-- START OF MATERIAL FOR THIS TASK --
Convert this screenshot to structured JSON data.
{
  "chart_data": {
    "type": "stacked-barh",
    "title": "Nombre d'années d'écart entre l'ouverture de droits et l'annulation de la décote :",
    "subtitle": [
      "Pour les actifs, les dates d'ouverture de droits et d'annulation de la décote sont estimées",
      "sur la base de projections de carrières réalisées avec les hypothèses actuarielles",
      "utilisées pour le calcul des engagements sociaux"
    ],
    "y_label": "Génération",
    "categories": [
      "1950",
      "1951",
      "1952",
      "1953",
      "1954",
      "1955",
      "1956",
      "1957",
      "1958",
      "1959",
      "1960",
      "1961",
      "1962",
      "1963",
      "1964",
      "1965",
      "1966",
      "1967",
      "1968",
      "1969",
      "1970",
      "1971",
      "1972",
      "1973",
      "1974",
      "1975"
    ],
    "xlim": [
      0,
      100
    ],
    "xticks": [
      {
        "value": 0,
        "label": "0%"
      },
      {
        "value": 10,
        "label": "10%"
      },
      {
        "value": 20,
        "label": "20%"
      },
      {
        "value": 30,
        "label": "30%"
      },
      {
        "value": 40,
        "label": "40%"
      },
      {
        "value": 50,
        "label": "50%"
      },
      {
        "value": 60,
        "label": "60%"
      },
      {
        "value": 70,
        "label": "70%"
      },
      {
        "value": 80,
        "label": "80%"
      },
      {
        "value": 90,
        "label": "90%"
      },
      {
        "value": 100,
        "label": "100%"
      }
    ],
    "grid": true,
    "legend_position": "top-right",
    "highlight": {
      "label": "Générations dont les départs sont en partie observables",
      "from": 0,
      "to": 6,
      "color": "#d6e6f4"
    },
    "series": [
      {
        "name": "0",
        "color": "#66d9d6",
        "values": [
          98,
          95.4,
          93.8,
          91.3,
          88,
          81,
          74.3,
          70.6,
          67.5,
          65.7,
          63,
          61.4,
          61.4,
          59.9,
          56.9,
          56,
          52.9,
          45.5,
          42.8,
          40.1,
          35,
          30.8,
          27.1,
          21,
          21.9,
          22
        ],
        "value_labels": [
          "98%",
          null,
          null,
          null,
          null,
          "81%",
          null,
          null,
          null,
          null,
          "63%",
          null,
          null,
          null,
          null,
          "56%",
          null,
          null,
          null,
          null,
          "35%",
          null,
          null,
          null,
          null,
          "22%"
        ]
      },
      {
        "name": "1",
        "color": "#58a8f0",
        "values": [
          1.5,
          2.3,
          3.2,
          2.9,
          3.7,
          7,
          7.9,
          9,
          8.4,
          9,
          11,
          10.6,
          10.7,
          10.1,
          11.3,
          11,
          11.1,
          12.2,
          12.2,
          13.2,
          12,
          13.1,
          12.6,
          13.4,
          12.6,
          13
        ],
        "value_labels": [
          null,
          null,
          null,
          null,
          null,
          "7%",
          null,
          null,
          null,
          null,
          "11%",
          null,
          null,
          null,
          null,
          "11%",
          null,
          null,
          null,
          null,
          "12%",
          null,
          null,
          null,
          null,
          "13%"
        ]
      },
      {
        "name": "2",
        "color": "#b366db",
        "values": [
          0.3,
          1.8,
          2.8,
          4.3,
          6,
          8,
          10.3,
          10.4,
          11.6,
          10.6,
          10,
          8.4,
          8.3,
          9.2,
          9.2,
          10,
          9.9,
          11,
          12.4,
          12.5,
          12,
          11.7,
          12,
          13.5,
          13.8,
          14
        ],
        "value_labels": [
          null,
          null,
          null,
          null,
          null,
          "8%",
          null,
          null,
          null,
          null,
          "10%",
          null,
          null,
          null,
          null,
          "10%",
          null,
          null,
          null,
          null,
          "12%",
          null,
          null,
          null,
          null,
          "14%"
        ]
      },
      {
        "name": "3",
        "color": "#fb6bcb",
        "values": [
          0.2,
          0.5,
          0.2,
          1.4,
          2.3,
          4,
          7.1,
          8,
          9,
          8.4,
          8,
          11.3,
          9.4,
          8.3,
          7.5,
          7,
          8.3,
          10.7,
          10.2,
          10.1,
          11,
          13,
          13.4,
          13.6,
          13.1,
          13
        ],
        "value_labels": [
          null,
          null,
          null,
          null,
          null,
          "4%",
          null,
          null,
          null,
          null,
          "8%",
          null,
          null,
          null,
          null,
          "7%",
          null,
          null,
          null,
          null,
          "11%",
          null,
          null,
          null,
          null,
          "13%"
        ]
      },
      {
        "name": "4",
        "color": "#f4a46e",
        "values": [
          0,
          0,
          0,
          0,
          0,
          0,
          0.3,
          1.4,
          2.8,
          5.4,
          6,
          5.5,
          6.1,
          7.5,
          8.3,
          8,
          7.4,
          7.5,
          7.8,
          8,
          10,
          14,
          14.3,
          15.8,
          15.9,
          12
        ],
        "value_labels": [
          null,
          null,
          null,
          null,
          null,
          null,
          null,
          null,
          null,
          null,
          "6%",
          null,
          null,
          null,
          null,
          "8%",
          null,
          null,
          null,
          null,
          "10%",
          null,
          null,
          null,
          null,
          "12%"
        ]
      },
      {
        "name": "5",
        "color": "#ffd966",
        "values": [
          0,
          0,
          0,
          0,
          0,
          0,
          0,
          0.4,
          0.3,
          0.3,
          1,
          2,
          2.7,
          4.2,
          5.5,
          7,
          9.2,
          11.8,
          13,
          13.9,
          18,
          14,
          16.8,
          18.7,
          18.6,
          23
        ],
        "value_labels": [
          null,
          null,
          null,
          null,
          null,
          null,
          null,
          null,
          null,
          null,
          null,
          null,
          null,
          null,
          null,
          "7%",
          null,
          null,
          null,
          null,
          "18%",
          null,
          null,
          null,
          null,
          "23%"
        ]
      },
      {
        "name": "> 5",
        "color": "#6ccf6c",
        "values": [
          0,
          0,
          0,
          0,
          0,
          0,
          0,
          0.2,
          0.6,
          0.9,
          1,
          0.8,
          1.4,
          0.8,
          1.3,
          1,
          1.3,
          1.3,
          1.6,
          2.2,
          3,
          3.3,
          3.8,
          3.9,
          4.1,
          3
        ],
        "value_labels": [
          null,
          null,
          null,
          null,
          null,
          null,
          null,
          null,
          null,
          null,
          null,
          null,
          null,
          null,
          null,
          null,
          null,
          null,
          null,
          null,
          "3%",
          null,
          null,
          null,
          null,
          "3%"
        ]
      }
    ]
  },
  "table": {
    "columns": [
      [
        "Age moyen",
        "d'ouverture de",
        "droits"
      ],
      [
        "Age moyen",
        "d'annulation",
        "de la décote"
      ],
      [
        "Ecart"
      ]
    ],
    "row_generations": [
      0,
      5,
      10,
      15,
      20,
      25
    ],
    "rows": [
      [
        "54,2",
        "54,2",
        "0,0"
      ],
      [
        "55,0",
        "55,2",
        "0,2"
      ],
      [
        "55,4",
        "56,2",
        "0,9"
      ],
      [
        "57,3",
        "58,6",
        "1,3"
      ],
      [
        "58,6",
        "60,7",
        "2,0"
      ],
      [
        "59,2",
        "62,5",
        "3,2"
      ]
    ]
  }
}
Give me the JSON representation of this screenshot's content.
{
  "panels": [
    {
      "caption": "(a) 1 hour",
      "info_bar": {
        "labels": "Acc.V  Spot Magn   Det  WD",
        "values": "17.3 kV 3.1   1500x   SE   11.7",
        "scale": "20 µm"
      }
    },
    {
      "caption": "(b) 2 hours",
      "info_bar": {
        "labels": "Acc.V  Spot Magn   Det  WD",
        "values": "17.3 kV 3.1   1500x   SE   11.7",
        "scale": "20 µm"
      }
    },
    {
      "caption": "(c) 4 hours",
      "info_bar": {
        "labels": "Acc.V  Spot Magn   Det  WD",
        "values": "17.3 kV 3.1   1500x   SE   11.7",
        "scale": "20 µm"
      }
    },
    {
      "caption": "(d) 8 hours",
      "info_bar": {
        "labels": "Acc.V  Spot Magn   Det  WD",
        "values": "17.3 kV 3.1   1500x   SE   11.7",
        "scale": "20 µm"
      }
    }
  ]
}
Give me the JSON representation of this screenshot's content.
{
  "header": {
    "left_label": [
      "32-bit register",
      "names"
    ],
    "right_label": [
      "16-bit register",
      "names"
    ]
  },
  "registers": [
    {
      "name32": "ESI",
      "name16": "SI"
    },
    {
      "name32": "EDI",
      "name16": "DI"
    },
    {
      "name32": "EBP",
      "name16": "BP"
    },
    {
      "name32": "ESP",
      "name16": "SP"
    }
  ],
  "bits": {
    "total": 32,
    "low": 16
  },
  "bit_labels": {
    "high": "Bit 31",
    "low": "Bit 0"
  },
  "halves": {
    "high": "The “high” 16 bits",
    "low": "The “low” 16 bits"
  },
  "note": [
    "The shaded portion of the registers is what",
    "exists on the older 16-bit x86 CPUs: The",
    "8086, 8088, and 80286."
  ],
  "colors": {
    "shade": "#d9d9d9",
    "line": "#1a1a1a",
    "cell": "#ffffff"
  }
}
-- END OF MATERIAL FOR THIS TASK --
WORK TO BE COMPLETED: Pick out every line holding the string "bits" and return it.

EXERCISE OUTPUT:
  "bits": {
    "high": "The “high” 16 bits",
    "low": "The “low” 16 bits"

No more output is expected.